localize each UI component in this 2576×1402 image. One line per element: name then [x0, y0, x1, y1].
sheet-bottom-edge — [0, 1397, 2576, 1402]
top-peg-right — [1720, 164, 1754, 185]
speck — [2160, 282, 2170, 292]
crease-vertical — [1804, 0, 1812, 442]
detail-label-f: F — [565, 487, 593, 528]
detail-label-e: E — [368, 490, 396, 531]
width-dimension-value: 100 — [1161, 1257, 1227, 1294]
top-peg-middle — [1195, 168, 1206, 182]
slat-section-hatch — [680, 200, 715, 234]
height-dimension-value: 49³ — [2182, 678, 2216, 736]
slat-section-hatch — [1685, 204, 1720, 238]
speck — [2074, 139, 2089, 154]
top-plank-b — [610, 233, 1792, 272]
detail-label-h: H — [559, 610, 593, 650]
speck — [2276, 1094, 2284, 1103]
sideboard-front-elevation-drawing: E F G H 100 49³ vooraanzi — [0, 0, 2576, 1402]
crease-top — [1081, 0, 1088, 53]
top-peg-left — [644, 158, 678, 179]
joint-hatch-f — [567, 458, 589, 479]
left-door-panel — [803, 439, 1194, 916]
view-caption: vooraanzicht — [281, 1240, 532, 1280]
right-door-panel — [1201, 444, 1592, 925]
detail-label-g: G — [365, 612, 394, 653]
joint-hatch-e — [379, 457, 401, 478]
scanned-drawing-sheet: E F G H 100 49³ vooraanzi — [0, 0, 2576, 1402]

■ ■ ■ ■ ■ ■ ■

THE REQUEST:
Reproduce the listing above with every "speck" swapped for "dot" and nothing else altered.

RESPONSE BELOW:
localize each UI component in this 2576×1402 image. One line per element: name then [x0, y0, x1, y1].
sheet-bottom-edge — [0, 1397, 2576, 1402]
top-peg-right — [1720, 164, 1754, 185]
dot — [2160, 282, 2170, 292]
crease-vertical — [1804, 0, 1812, 442]
detail-label-f: F — [565, 487, 593, 528]
detail-label-e: E — [368, 490, 396, 531]
width-dimension-value: 100 — [1161, 1257, 1227, 1294]
top-peg-middle — [1195, 168, 1206, 182]
slat-section-hatch — [680, 200, 715, 234]
height-dimension-value: 49³ — [2182, 678, 2216, 736]
slat-section-hatch — [1685, 204, 1720, 238]
dot — [2074, 139, 2089, 154]
top-plank-b — [610, 233, 1792, 272]
detail-label-h: H — [559, 610, 593, 650]
dot — [2276, 1094, 2284, 1103]
sideboard-front-elevation-drawing: E F G H 100 49³ vooraanzi — [0, 0, 2576, 1402]
crease-top — [1081, 0, 1088, 53]
top-peg-left — [644, 158, 678, 179]
joint-hatch-f — [567, 458, 589, 479]
left-door-panel — [803, 439, 1194, 916]
view-caption: vooraanzicht — [281, 1240, 532, 1280]
right-door-panel — [1201, 444, 1592, 925]
detail-label-g: G — [365, 612, 394, 653]
joint-hatch-e — [379, 457, 401, 478]
scanned-drawing-sheet: E F G H 100 49³ vooraanzi — [0, 0, 2576, 1402]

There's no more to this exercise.